* Direction *
Make an exact copy of all the entries, but do not reproduce the pictures.

* Records to process *
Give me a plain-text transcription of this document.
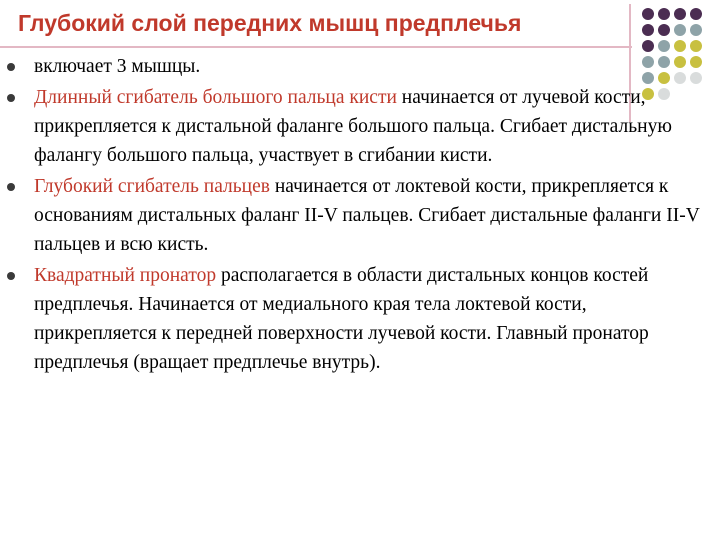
Глубокий слой передних мышц предплечья
включает 3 мышцы.
Длинный сгибатель большого пальца кисти начинается от лучевой кости, прикрепляется к дистальной фаланге большого пальца. Сгибает дистальную фалангу большого пальца, участвует в сгибании кисти.
Глубокий сгибатель пальцев начинается от локтевой кости, прикрепляется к основаниям дистальных фаланг II-V пальцев. Сгибает дистальные фаланги II-V пальцев и всю кисть.
Квадратный пронатор располагается в области дистальных концов костей предплечья. Начинается от медиального края тела локтевой кости, прикрепляется к передней поверхности лучевой кости. Главный пронатор предплечья (вращает предплечье внутрь).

* Worked answer *
Give me a plain-text transcription of this document.
Глубокий слой передних мышц предплечья
включает 3 мышцы.
Длинный сгибатель большого пальца кисти начинается от лучевой кости, прикрепляется к дистальной фаланге большого пальца. Сгибает дистальную фалангу большого пальца, участвует в сгибании кисти.
Глубокий сгибатель пальцев начинается от локтевой кости, прикрепляется к основаниям дистальных фаланг II-V пальцев. Сгибает дистальные фаланги II-V пальцев и всю кисть.
Квадратный пронатор располагается в области дистальных концов костей предплечья. Начинается от медиального края тела локтевой кости, прикрепляется к передней поверхности лучевой кости. Главный пронатор предплечья (вращает предплечье внутрь).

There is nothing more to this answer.